>> start DATA IN THIS EXERCISE
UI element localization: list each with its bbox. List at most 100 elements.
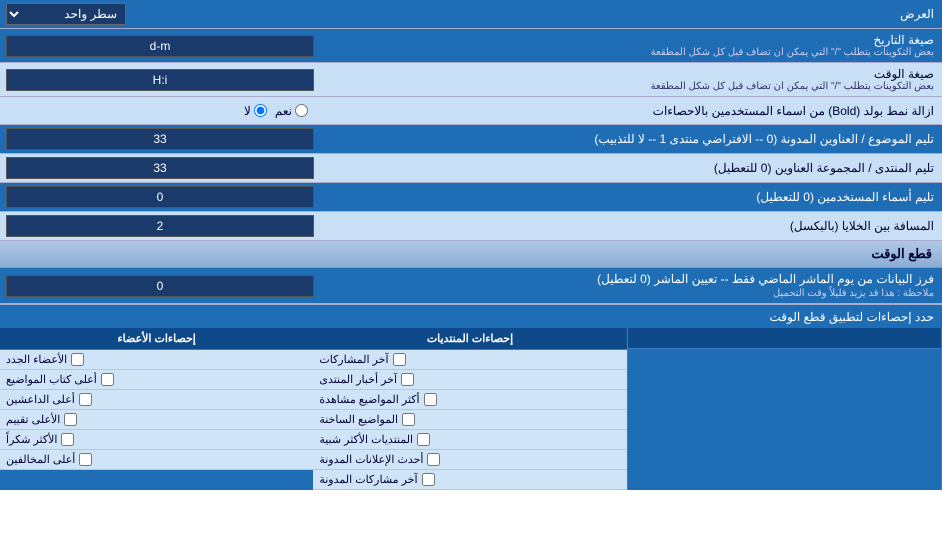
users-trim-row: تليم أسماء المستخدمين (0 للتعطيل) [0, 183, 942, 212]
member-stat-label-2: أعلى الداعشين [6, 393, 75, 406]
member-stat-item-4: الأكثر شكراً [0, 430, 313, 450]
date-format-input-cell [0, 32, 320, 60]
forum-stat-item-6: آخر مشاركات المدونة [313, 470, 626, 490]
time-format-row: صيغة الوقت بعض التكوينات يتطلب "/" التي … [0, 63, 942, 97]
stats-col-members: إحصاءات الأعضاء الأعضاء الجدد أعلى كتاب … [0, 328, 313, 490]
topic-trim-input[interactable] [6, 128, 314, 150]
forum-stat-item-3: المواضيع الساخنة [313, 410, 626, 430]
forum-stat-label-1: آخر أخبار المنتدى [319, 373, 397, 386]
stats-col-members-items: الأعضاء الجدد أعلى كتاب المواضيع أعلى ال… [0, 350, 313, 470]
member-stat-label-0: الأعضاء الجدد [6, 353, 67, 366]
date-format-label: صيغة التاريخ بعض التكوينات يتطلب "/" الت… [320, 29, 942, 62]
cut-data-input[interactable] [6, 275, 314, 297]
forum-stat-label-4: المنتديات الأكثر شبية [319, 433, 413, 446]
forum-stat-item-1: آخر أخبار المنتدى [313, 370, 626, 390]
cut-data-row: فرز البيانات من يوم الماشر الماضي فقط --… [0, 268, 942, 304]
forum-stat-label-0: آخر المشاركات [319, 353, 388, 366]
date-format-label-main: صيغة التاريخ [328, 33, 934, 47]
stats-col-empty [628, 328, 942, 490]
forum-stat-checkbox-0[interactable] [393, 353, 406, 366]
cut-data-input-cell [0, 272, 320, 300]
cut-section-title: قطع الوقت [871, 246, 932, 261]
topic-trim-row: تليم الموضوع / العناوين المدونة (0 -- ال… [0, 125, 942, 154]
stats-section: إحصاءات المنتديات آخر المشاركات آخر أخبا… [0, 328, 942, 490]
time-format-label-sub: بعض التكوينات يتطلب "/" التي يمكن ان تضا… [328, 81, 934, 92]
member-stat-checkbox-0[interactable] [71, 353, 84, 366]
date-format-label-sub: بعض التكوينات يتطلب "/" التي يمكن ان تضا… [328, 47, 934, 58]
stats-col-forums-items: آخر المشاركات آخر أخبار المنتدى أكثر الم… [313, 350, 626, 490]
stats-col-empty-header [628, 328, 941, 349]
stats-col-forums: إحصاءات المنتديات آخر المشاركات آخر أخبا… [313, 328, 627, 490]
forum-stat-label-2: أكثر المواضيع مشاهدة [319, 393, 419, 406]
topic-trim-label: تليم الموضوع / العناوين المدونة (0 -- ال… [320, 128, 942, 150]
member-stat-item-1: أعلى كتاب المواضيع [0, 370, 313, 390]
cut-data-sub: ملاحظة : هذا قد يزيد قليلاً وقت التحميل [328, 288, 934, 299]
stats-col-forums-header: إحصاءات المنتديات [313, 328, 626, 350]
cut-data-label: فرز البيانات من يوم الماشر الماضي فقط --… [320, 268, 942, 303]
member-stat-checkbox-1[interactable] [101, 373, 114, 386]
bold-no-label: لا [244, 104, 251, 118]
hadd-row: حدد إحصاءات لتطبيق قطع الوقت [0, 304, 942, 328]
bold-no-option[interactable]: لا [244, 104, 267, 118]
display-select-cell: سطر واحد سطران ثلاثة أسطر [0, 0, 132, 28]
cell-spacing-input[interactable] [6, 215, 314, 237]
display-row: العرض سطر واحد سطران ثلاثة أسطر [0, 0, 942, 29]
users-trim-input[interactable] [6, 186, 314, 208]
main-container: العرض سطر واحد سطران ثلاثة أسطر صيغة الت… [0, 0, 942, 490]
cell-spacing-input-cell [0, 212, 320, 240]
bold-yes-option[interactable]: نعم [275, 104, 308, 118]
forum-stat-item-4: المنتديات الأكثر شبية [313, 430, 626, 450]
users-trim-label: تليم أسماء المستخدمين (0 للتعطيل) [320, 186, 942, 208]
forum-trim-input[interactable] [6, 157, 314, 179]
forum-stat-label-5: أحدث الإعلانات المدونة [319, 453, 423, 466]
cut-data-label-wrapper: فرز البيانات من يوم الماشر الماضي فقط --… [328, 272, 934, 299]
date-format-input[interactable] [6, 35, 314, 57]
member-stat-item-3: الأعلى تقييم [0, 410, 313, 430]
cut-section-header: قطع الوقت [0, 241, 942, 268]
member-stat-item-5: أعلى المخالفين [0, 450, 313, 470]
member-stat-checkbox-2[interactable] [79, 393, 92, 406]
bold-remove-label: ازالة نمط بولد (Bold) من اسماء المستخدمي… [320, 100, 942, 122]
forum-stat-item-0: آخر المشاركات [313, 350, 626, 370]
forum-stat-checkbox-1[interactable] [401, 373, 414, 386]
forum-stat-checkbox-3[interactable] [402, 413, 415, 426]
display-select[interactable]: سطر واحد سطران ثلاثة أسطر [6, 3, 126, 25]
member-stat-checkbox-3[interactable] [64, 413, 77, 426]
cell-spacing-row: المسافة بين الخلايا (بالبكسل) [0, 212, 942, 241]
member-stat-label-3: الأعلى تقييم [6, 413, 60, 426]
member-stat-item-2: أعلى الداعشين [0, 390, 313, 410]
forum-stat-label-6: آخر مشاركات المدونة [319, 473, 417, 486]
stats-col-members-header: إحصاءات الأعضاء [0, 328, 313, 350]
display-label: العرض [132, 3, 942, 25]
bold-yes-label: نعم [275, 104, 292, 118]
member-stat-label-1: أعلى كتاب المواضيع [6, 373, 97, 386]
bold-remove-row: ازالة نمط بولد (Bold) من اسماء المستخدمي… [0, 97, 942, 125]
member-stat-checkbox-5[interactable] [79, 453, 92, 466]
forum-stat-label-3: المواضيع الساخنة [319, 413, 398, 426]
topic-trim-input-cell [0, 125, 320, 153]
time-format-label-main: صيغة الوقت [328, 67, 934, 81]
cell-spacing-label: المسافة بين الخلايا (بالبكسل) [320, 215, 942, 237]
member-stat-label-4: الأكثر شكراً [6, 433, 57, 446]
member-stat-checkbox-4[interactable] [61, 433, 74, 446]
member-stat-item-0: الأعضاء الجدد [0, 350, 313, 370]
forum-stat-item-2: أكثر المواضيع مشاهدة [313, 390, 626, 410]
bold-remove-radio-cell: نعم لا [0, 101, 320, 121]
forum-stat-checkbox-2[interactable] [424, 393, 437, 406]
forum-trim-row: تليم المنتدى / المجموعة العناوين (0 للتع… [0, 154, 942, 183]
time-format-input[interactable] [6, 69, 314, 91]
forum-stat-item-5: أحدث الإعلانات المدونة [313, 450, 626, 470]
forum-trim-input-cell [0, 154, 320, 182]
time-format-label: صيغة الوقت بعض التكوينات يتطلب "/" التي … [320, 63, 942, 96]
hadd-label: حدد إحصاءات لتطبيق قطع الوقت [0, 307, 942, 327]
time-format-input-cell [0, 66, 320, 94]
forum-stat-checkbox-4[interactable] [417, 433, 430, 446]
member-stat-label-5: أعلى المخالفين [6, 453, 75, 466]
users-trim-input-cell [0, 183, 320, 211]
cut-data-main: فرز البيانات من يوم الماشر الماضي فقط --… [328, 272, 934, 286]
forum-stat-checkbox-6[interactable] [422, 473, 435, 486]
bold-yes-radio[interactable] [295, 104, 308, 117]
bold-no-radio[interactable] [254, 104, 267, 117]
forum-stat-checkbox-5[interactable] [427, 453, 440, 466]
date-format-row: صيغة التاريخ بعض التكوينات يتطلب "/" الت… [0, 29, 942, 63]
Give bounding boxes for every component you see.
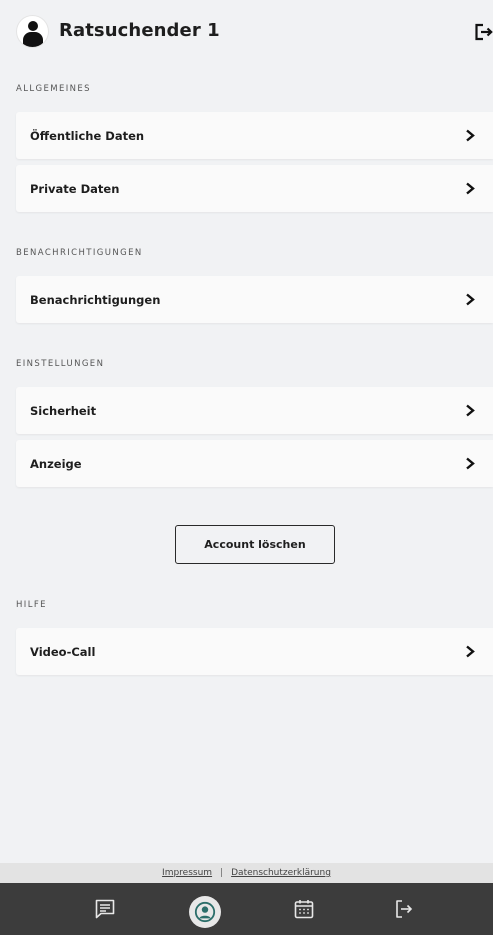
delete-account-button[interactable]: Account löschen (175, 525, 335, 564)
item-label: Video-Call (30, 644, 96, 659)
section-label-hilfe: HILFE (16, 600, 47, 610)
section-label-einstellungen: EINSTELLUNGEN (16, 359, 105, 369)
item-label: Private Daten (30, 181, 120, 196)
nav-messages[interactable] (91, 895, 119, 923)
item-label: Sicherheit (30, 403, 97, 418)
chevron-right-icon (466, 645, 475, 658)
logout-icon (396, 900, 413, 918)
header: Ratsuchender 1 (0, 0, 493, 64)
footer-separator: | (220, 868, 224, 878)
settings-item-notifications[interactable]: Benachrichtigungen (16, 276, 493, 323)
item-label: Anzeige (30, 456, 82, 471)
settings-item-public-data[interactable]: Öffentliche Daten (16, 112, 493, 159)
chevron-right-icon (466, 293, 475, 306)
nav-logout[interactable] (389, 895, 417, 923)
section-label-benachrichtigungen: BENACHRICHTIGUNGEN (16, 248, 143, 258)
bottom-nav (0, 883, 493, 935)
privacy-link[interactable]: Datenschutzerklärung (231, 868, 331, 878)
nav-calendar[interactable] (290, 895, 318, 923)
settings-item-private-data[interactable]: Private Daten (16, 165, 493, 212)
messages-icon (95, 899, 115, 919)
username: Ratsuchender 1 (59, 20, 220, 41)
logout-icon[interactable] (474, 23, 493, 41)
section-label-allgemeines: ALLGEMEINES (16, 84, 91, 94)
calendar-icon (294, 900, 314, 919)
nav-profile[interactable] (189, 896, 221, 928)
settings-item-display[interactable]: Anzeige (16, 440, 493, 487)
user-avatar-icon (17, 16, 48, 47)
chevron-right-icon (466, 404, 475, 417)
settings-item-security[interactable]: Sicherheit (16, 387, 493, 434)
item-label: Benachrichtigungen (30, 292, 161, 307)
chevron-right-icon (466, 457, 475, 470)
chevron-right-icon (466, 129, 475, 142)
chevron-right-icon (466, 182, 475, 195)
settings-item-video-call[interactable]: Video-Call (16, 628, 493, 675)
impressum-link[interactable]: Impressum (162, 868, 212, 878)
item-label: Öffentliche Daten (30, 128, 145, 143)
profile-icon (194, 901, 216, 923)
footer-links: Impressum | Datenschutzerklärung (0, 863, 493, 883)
>> end DATA IN THIS EXERCISE
- REQUIRED WORK
Turn the lines of the material into a numbered list, starting at the line that contains "users-trim-row: تليم أسماء" and ending at the line that contains "date-format-label: صيغة التاريخ", and leave out any blank lines.

- EXERCISE ANSWER
1. users-trim-row: تليم أسماء المستخدمين (0 للتعطيل) [0, 183, 942, 212]
2. member-stat-label-2: أعلى الداعشين [6, 393, 75, 406]
3. member-stat-item-4: الأكثر شكراً [0, 430, 313, 450]
4. date-format-input-cell [0, 32, 320, 60]
5. forum-stat-item-6: آخر مشاركات المدونة [313, 470, 626, 490]
6. time-format-row: صيغة الوقت بعض التكوينات يتطلب "/" التي … [0, 63, 942, 97]
7. stats-col-members: إحصاءات الأعضاء الأعضاء الجدد أعلى كتاب … [0, 328, 313, 490]
8. topic-trim-input[interactable] [6, 128, 314, 150]
9. forum-stat-item-3: المواضيع الساخنة [313, 410, 626, 430]
10. forum-stat-label-1: آخر أخبار المنتدى [319, 373, 397, 386]
11. stats-col-members-items: الأعضاء الجدد أعلى كتاب المواضيع أعلى ال… [0, 350, 313, 470]
12. member-stat-label-0: الأعضاء الجدد [6, 353, 67, 366]
13. date-format-label: صيغة التاريخ بعض التكوينات يتطلب "/" الت… [320, 29, 942, 62]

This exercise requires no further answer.